• CHALLENGE: Return every line in the rows below that contains the word "tank".

Data items:
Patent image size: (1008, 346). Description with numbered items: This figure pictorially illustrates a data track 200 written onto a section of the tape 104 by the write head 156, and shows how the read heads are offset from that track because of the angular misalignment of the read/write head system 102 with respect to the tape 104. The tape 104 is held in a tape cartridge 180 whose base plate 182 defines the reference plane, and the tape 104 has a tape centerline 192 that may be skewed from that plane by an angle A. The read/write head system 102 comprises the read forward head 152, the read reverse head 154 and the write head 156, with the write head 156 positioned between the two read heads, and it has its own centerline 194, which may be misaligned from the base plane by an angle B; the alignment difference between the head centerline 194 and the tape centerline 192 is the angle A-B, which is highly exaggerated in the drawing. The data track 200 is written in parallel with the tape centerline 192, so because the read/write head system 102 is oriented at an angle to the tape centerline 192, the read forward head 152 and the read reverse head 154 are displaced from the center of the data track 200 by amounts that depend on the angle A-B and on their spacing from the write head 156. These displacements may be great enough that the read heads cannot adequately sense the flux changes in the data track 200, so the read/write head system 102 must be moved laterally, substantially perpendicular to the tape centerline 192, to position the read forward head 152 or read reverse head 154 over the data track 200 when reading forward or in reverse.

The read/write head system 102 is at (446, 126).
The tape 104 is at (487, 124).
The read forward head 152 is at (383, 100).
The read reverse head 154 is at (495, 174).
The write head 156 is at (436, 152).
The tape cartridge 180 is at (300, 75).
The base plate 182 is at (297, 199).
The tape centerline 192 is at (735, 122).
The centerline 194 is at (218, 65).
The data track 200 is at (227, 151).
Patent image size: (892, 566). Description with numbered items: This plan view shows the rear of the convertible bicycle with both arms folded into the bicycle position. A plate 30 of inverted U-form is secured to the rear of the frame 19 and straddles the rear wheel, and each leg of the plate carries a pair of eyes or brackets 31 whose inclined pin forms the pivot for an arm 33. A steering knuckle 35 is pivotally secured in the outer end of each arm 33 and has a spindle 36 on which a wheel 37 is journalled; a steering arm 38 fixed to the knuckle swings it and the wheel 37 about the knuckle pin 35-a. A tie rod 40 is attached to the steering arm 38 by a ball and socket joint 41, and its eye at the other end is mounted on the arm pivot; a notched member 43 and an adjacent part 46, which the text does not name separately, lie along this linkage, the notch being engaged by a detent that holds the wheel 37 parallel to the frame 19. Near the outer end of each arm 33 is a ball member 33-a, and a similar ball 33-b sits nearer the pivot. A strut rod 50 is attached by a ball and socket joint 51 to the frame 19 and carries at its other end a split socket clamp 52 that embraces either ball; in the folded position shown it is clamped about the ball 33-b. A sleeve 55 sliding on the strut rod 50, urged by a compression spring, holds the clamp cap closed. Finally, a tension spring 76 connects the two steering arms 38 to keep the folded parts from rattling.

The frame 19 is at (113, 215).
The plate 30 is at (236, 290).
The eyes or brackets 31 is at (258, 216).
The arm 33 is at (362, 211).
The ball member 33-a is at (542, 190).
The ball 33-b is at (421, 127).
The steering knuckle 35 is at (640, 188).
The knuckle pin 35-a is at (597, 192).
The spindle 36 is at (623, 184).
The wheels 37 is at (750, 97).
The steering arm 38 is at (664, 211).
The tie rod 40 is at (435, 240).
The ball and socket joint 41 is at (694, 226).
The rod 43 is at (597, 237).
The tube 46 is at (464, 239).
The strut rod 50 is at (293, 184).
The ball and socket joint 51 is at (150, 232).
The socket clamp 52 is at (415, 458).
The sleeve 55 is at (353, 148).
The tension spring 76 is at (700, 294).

--

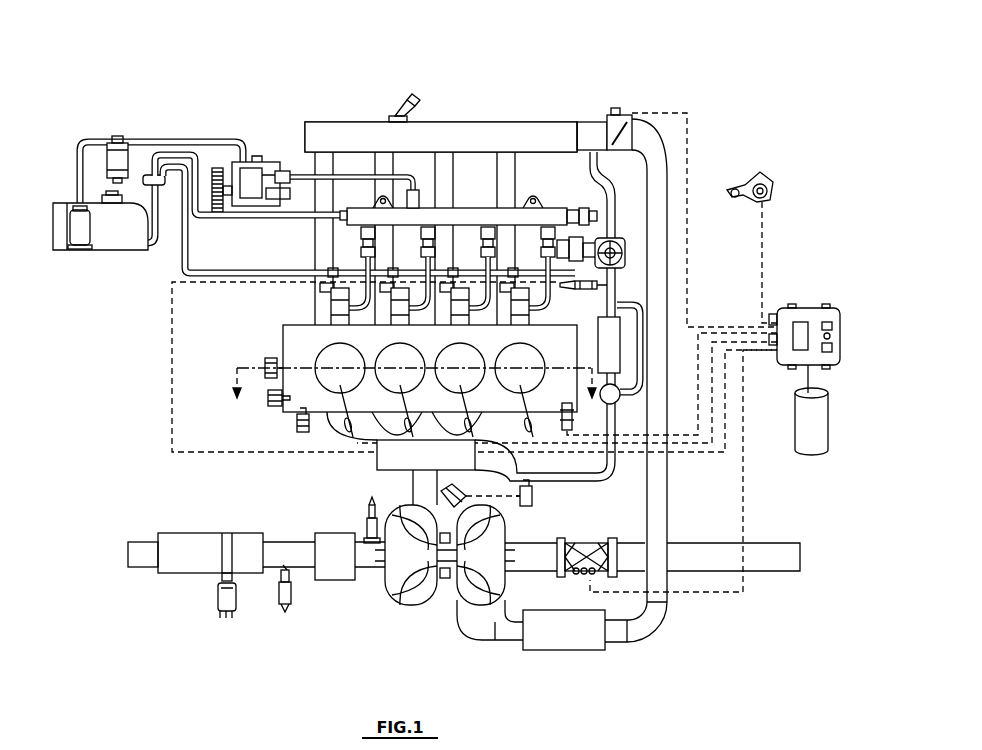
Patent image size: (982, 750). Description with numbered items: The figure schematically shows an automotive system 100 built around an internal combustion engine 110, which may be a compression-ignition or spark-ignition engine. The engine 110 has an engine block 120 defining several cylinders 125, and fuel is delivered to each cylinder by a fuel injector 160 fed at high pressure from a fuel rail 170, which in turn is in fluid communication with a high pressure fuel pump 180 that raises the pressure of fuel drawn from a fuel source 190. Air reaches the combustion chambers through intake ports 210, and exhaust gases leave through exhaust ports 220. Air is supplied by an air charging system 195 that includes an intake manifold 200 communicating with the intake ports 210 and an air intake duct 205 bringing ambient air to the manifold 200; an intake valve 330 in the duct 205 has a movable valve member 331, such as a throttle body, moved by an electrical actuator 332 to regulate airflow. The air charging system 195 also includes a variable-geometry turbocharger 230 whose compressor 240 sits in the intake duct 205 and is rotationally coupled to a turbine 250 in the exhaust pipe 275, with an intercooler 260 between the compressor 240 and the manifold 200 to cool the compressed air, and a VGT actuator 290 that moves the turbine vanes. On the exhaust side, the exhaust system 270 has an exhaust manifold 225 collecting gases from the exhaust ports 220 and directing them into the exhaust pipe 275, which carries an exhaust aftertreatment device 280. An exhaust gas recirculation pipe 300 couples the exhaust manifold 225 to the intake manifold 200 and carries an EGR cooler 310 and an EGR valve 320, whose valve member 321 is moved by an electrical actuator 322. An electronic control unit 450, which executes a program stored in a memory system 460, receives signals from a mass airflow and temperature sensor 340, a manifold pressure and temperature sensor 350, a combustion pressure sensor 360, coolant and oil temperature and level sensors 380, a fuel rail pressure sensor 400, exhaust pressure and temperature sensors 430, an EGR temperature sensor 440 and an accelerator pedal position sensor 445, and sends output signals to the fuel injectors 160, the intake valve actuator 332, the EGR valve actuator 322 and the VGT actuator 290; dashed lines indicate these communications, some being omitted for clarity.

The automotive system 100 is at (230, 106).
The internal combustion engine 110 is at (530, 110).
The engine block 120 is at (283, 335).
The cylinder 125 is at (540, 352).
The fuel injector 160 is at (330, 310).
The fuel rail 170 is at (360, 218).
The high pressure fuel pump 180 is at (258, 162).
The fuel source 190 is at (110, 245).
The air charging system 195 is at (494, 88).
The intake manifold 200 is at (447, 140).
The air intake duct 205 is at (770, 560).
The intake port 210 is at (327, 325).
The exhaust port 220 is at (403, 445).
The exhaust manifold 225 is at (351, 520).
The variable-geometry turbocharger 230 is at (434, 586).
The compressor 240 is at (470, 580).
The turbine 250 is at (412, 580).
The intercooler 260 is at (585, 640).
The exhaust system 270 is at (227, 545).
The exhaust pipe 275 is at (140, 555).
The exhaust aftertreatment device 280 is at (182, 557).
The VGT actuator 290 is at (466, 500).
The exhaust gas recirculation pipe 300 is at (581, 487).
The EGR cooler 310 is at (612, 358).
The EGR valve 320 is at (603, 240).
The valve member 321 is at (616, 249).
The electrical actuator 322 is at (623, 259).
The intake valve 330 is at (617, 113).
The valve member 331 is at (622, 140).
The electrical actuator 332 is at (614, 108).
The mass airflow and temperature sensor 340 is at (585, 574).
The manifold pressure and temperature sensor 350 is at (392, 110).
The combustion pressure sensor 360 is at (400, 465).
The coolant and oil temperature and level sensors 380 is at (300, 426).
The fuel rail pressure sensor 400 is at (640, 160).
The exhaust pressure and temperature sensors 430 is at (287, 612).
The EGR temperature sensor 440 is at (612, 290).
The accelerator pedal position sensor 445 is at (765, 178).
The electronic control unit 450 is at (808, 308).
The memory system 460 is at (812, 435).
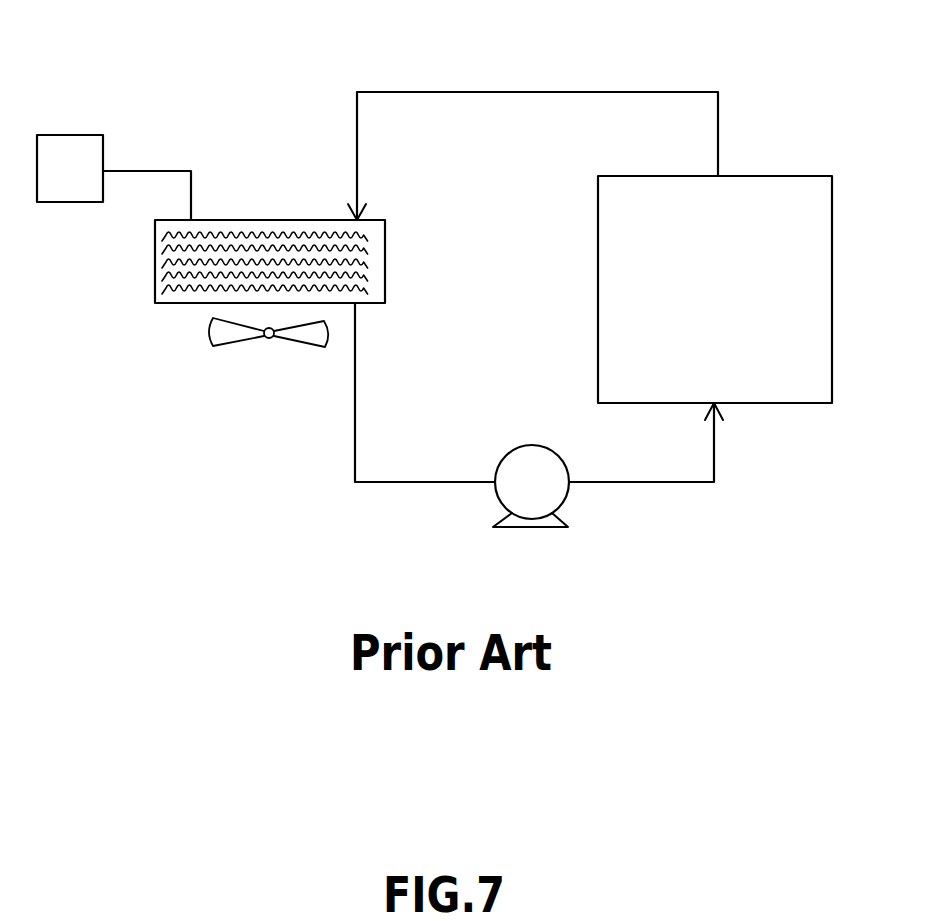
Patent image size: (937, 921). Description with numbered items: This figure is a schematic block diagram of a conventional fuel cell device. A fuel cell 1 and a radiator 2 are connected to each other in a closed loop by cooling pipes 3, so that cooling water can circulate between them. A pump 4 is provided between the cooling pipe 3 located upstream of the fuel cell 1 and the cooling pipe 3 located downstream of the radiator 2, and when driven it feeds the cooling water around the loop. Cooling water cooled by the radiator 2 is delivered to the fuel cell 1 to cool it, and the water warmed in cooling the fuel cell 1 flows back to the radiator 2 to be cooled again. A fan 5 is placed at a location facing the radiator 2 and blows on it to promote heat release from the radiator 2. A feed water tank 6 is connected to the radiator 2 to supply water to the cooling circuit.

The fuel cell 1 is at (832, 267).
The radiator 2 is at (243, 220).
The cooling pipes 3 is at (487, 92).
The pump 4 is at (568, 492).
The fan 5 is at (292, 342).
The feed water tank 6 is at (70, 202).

• ANSWER TO THE PROBLEM:
Patent image size: (937, 921). Description with numbered items: This figure is a schematic block diagram of a conventional fuel cell device. A fuel cell 1 and a radiator 2 are connected to each other in a closed loop by cooling pipes 3, so that cooling water can circulate between them. A pump 4 is provided between the cooling pipe 3 located upstream of the fuel cell 1 and the cooling pipe 3 located downstream of the radiator 2, and when driven it feeds the cooling water around the loop. Cooling water cooled by the radiator 2 is delivered to the fuel cell 1 to cool it, and the water warmed in cooling the fuel cell 1 flows back to the radiator 2 to be cooled again. A fan 5 is placed at a location facing the radiator 2 and blows on it to promote heat release from the radiator 2. A feed water tank 6 is connected to the radiator 2 to supply water to the cooling circuit.
The feed water tank 6 is at (70, 202).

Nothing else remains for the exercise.